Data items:
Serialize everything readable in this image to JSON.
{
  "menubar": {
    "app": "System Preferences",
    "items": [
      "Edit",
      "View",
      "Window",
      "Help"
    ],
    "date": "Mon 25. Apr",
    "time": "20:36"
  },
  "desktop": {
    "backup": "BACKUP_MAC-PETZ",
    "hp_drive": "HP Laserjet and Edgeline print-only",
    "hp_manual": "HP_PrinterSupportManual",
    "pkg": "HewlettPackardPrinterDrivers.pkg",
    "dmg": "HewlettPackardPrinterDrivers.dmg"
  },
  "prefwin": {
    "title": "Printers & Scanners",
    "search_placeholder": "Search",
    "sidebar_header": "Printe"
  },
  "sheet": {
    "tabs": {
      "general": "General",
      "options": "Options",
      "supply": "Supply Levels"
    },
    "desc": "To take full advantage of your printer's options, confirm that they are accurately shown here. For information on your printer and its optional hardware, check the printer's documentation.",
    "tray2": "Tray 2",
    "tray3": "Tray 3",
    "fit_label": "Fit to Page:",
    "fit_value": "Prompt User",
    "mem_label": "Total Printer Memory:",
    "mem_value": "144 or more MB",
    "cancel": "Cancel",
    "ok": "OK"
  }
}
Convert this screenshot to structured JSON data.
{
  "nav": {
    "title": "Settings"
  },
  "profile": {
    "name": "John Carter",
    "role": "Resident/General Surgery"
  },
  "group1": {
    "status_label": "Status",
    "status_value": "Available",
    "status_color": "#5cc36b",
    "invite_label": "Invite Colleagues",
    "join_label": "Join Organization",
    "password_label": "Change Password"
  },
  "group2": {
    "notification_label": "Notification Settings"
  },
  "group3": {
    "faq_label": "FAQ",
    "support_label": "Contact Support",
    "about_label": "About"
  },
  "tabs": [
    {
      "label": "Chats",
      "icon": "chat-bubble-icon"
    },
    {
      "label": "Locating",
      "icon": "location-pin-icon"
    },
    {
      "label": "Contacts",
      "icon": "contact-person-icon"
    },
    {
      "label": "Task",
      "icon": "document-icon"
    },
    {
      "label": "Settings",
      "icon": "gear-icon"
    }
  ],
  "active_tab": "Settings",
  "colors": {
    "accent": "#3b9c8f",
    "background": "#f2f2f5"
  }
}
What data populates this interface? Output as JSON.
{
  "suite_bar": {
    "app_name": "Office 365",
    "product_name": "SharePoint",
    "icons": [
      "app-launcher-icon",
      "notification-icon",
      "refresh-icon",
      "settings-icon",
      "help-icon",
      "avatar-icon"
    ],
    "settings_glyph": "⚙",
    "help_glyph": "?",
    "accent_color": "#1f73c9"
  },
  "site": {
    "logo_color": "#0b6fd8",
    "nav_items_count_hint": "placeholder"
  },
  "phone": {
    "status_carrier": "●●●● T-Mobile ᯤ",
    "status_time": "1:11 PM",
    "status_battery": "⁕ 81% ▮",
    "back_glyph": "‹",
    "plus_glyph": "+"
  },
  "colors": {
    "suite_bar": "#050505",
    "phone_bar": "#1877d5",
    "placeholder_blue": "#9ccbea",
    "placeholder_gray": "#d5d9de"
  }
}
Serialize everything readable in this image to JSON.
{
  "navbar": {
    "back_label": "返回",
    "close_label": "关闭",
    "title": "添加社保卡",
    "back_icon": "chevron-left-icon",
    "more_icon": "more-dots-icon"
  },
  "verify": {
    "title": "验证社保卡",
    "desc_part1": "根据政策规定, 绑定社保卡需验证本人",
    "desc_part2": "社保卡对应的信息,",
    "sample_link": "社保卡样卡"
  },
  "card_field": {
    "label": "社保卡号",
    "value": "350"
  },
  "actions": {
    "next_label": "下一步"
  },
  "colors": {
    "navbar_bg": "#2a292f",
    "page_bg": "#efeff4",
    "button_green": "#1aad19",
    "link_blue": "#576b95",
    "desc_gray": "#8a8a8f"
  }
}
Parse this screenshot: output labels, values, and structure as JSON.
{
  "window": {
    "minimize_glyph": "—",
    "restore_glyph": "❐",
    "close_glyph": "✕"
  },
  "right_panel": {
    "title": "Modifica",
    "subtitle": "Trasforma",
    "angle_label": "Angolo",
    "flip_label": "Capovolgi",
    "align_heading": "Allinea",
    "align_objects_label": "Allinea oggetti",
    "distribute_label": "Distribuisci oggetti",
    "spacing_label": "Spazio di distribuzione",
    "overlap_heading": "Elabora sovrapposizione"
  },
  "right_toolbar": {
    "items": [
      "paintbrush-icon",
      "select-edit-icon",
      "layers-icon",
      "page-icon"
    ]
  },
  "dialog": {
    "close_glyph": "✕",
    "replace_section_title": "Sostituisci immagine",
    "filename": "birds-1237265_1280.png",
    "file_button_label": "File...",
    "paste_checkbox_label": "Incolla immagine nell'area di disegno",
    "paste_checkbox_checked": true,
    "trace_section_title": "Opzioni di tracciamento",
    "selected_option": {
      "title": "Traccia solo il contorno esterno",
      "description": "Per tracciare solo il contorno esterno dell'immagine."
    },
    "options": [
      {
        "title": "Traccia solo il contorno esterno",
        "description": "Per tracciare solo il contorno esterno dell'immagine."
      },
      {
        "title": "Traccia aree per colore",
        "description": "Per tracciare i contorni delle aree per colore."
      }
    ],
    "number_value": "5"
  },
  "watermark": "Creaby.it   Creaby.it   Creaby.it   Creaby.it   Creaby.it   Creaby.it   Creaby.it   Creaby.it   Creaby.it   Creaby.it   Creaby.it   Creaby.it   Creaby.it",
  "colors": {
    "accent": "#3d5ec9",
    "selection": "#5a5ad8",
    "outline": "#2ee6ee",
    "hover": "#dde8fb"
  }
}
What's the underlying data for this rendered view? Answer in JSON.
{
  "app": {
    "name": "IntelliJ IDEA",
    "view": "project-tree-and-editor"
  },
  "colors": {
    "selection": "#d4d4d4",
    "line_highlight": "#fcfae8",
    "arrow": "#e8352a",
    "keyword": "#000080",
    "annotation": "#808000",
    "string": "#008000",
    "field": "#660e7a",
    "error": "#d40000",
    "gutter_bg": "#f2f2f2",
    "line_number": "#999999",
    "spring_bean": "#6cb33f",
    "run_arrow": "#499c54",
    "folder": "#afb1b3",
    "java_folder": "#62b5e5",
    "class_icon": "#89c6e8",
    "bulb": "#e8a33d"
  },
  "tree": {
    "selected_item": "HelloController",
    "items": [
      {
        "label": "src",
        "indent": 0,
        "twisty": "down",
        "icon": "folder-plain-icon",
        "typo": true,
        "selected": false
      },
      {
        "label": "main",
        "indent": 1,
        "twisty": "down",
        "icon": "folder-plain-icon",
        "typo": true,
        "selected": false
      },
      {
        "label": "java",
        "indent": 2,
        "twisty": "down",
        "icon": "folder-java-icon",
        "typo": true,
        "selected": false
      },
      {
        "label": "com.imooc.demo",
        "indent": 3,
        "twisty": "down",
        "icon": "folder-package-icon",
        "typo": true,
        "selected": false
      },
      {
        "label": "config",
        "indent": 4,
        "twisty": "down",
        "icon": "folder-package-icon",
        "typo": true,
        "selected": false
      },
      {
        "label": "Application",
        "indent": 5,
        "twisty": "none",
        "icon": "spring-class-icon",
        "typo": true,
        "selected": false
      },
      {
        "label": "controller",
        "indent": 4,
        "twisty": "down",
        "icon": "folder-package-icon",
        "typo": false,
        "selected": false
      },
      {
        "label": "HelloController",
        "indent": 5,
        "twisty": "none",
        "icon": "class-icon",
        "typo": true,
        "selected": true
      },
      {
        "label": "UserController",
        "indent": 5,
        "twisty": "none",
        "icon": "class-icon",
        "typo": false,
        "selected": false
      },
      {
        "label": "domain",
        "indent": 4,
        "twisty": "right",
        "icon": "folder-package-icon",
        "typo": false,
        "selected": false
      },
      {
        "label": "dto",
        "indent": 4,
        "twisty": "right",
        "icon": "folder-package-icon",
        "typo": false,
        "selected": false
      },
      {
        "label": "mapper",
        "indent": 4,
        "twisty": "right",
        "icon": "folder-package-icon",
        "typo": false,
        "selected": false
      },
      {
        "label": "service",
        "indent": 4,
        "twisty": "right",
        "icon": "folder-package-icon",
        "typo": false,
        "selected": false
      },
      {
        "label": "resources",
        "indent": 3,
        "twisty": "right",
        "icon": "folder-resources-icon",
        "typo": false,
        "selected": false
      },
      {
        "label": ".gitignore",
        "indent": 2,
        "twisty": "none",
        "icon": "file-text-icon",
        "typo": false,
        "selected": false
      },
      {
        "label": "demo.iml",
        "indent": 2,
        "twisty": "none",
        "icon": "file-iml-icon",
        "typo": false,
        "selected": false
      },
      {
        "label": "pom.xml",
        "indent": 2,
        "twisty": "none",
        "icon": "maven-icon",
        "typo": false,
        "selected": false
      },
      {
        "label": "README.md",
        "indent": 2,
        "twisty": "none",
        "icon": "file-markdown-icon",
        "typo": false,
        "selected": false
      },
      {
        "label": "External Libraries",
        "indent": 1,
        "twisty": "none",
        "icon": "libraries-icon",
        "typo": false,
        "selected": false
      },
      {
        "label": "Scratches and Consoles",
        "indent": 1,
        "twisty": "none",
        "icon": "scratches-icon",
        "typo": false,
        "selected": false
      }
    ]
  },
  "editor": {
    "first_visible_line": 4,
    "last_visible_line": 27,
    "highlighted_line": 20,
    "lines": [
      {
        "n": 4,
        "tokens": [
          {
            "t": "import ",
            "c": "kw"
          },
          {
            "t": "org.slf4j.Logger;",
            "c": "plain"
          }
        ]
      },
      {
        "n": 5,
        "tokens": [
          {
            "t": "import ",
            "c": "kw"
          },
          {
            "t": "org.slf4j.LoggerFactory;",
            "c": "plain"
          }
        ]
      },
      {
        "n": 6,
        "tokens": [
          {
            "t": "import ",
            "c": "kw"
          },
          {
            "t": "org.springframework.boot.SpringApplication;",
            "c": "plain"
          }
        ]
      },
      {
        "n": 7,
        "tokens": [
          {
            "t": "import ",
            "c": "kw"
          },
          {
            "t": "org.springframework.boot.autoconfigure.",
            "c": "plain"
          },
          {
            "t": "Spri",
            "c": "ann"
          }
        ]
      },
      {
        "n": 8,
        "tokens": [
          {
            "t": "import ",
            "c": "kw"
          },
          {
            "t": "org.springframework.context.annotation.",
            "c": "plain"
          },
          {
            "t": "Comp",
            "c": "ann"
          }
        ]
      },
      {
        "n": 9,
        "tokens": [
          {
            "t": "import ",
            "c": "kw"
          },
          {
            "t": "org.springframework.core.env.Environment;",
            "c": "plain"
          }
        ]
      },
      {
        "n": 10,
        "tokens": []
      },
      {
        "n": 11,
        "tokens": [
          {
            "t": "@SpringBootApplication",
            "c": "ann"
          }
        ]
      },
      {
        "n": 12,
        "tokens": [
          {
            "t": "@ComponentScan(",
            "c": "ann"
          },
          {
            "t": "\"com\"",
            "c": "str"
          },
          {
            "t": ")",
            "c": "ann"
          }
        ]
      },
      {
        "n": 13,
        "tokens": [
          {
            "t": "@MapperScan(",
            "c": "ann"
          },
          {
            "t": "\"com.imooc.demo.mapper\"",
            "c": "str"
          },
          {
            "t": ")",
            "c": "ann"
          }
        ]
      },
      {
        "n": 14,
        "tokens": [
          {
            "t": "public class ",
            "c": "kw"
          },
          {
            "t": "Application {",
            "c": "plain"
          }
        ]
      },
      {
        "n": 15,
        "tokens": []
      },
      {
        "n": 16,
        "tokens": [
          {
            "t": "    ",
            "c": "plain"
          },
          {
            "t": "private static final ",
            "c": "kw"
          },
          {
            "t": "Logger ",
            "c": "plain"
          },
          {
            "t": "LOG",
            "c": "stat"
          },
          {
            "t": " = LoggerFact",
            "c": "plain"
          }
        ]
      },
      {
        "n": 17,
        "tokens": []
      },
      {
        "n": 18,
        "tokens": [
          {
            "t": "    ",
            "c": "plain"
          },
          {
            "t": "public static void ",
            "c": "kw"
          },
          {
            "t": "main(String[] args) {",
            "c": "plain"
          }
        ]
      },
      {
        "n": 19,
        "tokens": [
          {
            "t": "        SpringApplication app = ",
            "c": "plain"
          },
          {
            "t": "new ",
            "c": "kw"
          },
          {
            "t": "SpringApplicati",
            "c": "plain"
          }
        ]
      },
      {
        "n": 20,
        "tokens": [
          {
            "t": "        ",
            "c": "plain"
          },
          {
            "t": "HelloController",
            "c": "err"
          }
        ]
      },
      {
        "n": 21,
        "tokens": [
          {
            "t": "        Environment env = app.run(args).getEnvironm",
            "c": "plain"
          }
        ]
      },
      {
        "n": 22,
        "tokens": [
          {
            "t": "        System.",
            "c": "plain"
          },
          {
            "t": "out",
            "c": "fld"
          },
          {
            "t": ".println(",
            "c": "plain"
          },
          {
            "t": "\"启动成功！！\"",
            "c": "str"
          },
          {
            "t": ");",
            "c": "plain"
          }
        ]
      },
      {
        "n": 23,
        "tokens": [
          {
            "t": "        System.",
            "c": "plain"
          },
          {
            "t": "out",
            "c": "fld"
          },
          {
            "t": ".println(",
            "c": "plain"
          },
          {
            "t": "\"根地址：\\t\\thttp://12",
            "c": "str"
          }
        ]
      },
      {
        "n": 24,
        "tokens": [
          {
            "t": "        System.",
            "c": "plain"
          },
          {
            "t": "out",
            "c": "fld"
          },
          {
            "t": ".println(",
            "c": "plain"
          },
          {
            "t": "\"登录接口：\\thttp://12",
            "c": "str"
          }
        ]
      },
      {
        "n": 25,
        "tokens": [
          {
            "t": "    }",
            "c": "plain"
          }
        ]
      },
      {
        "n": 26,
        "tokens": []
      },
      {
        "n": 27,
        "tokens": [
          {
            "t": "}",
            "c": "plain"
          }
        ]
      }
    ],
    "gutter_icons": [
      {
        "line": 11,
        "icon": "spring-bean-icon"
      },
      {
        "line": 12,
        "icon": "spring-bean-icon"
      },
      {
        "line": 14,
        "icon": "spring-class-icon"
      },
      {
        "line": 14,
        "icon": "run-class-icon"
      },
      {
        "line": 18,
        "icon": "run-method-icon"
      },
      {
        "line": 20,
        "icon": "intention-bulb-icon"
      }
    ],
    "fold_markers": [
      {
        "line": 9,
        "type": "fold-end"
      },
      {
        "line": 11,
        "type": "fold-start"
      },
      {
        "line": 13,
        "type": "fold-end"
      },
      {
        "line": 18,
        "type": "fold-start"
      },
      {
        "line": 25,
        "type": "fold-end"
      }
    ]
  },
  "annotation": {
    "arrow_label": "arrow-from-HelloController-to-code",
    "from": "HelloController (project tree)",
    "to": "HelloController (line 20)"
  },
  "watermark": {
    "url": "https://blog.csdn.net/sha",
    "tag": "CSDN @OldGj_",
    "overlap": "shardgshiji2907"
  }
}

→ **What needs to be done**
Keep only the lines that hold the string "tree", and copy them out.

→ **Written solution**
    "view": "project-tree-and-editor"
  "tree": {
    "from": "HelloController (project tree)",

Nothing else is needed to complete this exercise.